**TASK TO CARRY OUT:** State only the number of lines that include "activity".

**Data excerpts:**

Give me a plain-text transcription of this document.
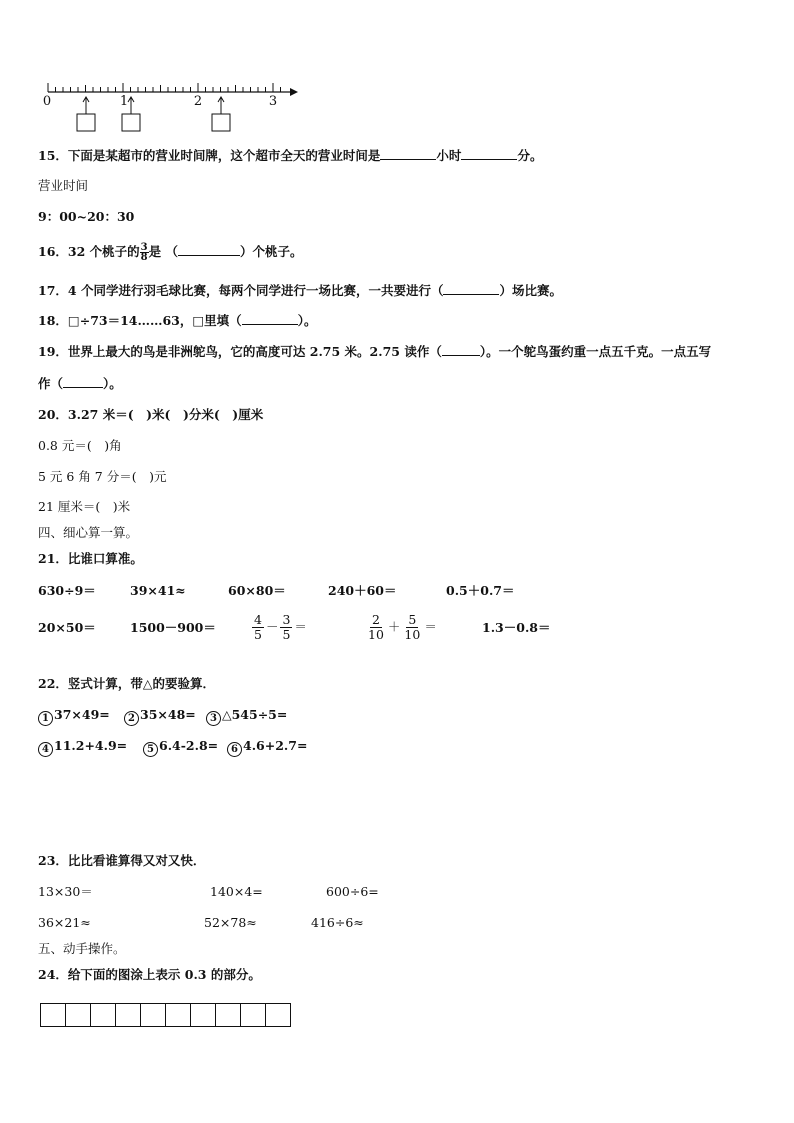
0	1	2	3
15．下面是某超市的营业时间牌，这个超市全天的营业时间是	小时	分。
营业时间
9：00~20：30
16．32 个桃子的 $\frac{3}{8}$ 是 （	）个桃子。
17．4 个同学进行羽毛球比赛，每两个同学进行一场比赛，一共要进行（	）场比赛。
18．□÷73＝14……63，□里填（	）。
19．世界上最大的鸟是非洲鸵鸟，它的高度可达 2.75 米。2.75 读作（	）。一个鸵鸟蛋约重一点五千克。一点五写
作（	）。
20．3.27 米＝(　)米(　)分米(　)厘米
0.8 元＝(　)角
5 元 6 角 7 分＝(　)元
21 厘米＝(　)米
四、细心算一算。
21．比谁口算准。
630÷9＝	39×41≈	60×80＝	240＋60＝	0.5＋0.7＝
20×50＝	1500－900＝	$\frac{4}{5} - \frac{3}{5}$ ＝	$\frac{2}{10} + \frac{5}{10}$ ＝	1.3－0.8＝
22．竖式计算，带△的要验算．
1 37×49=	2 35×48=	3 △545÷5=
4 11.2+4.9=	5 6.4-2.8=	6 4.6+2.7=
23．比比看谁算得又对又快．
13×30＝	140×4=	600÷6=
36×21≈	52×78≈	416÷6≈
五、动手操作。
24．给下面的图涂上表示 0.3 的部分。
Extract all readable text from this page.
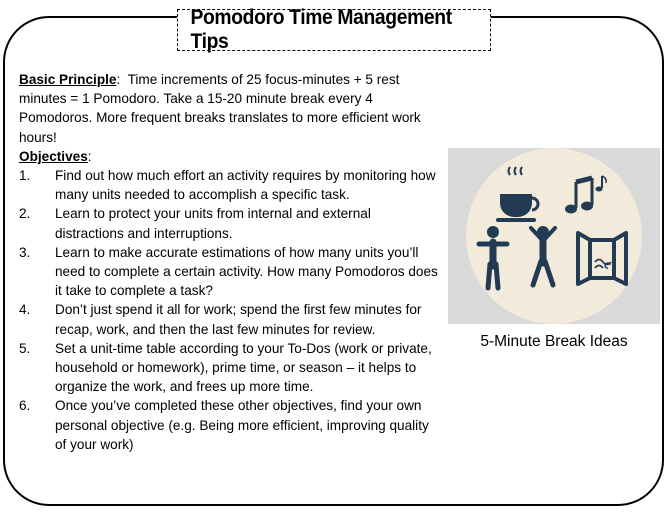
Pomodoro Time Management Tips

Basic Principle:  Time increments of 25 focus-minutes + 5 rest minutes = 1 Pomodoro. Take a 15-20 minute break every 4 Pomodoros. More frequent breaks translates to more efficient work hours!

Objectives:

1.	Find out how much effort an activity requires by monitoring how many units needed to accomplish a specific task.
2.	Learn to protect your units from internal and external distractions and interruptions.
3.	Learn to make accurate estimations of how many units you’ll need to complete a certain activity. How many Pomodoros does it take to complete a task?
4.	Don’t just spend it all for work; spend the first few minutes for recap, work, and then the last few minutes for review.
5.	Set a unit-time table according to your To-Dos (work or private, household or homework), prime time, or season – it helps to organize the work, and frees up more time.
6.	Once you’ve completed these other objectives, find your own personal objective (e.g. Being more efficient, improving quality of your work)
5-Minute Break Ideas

**FINISHED EXERCISE:** 2